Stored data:
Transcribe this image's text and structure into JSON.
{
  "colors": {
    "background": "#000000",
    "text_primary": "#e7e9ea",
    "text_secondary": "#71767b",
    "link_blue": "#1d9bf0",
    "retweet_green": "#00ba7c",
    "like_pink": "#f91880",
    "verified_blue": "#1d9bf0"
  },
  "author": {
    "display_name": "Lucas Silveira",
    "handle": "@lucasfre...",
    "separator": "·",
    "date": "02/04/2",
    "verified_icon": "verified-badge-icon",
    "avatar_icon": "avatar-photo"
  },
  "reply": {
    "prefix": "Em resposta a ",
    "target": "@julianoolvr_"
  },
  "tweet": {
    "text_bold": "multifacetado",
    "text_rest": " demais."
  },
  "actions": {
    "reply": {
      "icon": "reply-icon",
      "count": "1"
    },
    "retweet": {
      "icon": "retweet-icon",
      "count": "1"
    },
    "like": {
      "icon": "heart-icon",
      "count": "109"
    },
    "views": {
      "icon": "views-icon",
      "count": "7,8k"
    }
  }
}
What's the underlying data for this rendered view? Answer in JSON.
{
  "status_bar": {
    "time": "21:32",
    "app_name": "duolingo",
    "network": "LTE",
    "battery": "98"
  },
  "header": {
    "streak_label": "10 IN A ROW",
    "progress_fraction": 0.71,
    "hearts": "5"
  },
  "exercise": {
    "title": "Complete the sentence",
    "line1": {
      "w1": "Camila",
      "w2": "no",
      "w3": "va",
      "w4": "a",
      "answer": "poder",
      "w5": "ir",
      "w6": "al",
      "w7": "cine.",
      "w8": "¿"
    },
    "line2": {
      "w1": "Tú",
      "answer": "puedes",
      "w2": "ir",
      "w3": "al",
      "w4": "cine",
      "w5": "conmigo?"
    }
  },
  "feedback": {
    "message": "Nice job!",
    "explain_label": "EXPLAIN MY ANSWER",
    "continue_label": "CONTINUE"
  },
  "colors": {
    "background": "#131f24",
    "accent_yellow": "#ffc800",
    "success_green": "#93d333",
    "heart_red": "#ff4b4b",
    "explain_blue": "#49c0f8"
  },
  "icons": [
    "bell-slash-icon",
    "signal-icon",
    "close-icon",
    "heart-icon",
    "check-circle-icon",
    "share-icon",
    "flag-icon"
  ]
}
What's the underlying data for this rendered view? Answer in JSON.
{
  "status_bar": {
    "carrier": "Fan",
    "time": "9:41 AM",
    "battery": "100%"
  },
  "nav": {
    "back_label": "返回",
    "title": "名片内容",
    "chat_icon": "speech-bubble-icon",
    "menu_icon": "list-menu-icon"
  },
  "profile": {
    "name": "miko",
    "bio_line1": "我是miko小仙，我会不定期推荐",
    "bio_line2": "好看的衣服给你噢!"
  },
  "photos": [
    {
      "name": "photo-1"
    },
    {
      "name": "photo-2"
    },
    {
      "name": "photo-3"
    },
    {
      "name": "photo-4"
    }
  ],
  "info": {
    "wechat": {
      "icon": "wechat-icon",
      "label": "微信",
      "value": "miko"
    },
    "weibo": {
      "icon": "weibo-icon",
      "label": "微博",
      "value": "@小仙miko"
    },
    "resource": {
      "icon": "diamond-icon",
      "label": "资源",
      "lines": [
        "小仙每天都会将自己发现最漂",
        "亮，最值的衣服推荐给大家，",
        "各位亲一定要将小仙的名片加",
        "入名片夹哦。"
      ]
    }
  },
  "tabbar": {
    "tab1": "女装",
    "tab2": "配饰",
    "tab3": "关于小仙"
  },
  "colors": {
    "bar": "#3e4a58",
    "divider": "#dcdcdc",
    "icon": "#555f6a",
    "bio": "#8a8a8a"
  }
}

(What needs to be done): Copy all of the data. Keep every word exactly as it is.

(Response to the task):
Transcribe this image's text and structure into JSON.
{
  "colors": {
    "background": "#000000",
    "text_primary": "#e7e9ea",
    "text_secondary": "#71767b",
    "link_blue": "#1d9bf0",
    "retweet_green": "#00ba7c",
    "like_pink": "#f91880",
    "verified_blue": "#1d9bf0"
  },
  "author": {
    "display_name": "Lucas Silveira",
    "handle": "@lucasfre...",
    "separator": "·",
    "date": "02/04/2",
    "verified_icon": "verified-badge-icon",
    "avatar_icon": "avatar-photo"
  },
  "reply": {
    "prefix": "Em resposta a ",
    "target": "@julianoolvr_"
  },
  "tweet": {
    "text_bold": "multifacetado",
    "text_rest": " demais."
  },
  "actions": {
    "reply": {
      "icon": "reply-icon",
      "count": "1"
    },
    "retweet": {
      "icon": "retweet-icon",
      "count": "1"
    },
    "like": {
      "icon": "heart-icon",
      "count": "109"
    },
    "views": {
      "icon": "views-icon",
      "count": "7,8k"
    }
  }
}
What's the underlying data for this rendered view? Answer in JSON.
{
  "status_bar": {
    "time": "21:32",
    "app_name": "duolingo",
    "network": "LTE",
    "battery": "98"
  },
  "header": {
    "streak_label": "10 IN A ROW",
    "progress_fraction": 0.71,
    "hearts": "5"
  },
  "exercise": {
    "title": "Complete the sentence",
    "line1": {
      "w1": "Camila",
      "w2": "no",
      "w3": "va",
      "w4": "a",
      "answer": "poder",
      "w5": "ir",
      "w6": "al",
      "w7": "cine.",
      "w8": "¿"
    },
    "line2": {
      "w1": "Tú",
      "answer": "puedes",
      "w2": "ir",
      "w3": "al",
      "w4": "cine",
      "w5": "conmigo?"
    }
  },
  "feedback": {
    "message": "Nice job!",
    "explain_label": "EXPLAIN MY ANSWER",
    "continue_label": "CONTINUE"
  },
  "colors": {
    "background": "#131f24",
    "accent_yellow": "#ffc800",
    "success_green": "#93d333",
    "heart_red": "#ff4b4b",
    "explain_blue": "#49c0f8"
  },
  "icons": [
    "bell-slash-icon",
    "signal-icon",
    "close-icon",
    "heart-icon",
    "check-circle-icon",
    "share-icon",
    "flag-icon"
  ]
}
What's the underlying data for this rendered view? Answer in JSON.
{
  "status_bar": {
    "carrier": "Fan",
    "time": "9:41 AM",
    "battery": "100%"
  },
  "nav": {
    "back_label": "返回",
    "title": "名片内容",
    "chat_icon": "speech-bubble-icon",
    "menu_icon": "list-menu-icon"
  },
  "profile": {
    "name": "miko",
    "bio_line1": "我是miko小仙，我会不定期推荐",
    "bio_line2": "好看的衣服给你噢!"
  },
  "photos": [
    {
      "name": "photo-1"
    },
    {
      "name": "photo-2"
    },
    {
      "name": "photo-3"
    },
    {
      "name": "photo-4"
    }
  ],
  "info": {
    "wechat": {
      "icon": "wechat-icon",
      "label": "微信",
      "value": "miko"
    },
    "weibo": {
      "icon": "weibo-icon",
      "label": "微博",
      "value": "@小仙miko"
    },
    "resource": {
      "icon": "diamond-icon",
      "label": "资源",
      "lines": [
        "小仙每天都会将自己发现最漂",
        "亮，最值的衣服推荐给大家，",
        "各位亲一定要将小仙的名片加",
        "入名片夹哦。"
      ]
    }
  },
  "tabbar": {
    "tab1": "女装",
    "tab2": "配饰",
    "tab3": "关于小仙"
  },
  "colors": {
    "bar": "#3e4a58",
    "divider": "#dcdcdc",
    "icon": "#555f6a",
    "bio": "#8a8a8a"
  }
}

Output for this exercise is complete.